** Begin EXCERPTED DATA **

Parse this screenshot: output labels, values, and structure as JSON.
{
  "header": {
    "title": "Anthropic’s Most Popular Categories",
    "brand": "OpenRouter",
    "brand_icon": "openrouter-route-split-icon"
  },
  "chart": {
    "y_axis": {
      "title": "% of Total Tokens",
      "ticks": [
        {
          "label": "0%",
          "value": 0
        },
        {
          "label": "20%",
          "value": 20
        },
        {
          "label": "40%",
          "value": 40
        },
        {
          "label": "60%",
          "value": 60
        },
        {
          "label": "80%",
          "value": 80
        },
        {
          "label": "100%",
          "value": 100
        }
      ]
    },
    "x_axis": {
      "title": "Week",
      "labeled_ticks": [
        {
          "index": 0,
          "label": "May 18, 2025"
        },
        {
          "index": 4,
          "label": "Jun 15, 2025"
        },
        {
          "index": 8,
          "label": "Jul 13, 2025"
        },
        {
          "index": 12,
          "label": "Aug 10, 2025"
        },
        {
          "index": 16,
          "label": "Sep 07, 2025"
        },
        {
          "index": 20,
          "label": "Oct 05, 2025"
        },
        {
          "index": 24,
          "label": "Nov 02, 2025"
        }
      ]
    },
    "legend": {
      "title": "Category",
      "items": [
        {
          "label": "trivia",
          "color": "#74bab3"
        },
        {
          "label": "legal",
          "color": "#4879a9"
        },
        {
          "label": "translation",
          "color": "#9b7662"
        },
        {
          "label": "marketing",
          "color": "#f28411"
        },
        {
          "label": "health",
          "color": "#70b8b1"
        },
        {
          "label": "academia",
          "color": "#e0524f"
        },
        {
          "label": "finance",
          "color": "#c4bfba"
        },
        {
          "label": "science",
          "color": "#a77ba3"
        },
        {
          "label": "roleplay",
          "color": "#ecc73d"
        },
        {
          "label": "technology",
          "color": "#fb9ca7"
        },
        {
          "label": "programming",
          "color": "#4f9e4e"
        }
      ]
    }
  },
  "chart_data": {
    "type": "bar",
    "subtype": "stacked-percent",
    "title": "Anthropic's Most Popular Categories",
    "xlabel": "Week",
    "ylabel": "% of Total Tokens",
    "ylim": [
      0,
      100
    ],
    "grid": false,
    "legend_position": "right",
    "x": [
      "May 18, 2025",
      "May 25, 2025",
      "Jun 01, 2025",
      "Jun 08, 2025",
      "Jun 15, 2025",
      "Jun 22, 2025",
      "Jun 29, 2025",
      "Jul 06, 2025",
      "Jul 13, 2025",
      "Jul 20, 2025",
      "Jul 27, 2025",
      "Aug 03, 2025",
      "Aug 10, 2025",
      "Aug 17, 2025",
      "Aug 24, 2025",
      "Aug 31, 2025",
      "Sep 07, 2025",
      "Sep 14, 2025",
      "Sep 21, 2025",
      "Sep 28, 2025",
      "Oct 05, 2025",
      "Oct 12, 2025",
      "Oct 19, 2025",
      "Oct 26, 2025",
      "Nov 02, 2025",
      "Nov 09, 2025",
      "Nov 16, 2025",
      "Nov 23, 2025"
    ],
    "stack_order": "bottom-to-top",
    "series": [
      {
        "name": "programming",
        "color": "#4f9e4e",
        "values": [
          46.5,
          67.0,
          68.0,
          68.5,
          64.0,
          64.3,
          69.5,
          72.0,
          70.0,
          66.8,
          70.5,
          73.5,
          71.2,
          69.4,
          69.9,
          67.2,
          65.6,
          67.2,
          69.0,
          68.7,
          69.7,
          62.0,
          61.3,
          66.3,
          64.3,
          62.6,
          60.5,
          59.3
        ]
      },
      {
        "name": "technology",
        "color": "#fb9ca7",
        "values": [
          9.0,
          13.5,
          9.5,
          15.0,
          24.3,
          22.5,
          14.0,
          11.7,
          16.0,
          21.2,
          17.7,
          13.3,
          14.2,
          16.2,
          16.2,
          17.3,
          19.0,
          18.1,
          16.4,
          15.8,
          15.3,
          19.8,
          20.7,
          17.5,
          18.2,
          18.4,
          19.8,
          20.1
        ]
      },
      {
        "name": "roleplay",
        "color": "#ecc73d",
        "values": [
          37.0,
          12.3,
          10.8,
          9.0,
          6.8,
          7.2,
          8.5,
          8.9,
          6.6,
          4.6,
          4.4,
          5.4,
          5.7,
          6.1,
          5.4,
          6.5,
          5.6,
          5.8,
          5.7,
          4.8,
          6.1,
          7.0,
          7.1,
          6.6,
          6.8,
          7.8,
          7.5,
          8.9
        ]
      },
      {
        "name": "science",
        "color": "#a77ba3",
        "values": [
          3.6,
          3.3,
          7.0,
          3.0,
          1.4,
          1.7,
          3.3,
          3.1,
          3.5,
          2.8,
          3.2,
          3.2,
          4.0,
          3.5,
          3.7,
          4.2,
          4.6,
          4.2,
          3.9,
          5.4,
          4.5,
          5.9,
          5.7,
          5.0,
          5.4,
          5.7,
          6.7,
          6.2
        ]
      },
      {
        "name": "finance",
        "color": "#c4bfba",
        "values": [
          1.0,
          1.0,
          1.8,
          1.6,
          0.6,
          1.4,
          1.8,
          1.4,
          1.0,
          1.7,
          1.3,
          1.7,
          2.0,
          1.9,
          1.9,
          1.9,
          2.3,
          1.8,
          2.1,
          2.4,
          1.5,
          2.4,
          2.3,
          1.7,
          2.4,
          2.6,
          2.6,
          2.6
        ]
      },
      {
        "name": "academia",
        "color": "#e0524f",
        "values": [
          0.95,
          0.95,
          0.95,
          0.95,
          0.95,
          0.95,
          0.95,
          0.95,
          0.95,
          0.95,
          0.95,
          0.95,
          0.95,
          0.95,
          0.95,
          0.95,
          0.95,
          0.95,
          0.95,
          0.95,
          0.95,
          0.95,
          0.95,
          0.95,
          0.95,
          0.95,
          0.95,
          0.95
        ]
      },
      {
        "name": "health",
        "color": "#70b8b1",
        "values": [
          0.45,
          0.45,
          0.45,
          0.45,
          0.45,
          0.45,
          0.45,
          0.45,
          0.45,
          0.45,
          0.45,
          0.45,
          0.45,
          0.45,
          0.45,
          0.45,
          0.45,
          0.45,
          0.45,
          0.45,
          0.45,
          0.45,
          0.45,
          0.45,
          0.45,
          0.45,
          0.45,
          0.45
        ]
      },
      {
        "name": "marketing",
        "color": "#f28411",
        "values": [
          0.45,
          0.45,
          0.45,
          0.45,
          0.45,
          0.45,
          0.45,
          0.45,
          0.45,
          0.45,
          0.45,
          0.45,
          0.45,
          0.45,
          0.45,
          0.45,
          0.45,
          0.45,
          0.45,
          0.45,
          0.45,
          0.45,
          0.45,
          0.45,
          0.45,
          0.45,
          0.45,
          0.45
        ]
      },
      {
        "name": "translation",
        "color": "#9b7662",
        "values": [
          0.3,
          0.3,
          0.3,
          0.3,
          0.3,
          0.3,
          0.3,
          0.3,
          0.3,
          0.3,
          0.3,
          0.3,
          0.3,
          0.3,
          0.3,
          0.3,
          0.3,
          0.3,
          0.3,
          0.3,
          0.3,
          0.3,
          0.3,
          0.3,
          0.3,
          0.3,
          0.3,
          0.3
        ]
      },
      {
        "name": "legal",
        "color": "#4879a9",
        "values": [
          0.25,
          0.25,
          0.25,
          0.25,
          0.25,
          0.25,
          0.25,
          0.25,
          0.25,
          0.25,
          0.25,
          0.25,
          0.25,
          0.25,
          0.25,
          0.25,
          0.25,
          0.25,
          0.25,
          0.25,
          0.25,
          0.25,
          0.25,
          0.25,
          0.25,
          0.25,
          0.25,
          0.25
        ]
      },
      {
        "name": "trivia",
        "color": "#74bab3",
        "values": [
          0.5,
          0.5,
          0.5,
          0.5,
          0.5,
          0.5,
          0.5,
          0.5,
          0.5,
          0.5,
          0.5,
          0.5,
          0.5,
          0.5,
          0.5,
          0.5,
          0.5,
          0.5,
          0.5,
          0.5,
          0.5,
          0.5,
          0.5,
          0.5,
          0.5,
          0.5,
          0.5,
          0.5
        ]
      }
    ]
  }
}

** End EXCERPTED DATA **

== TASK DETAILS ==
Where a line holds the string "Tokens", copy that line.

== FINAL RESULT ==
      "title": "% of Total Tokens",
    "ylabel": "% of Total Tokens",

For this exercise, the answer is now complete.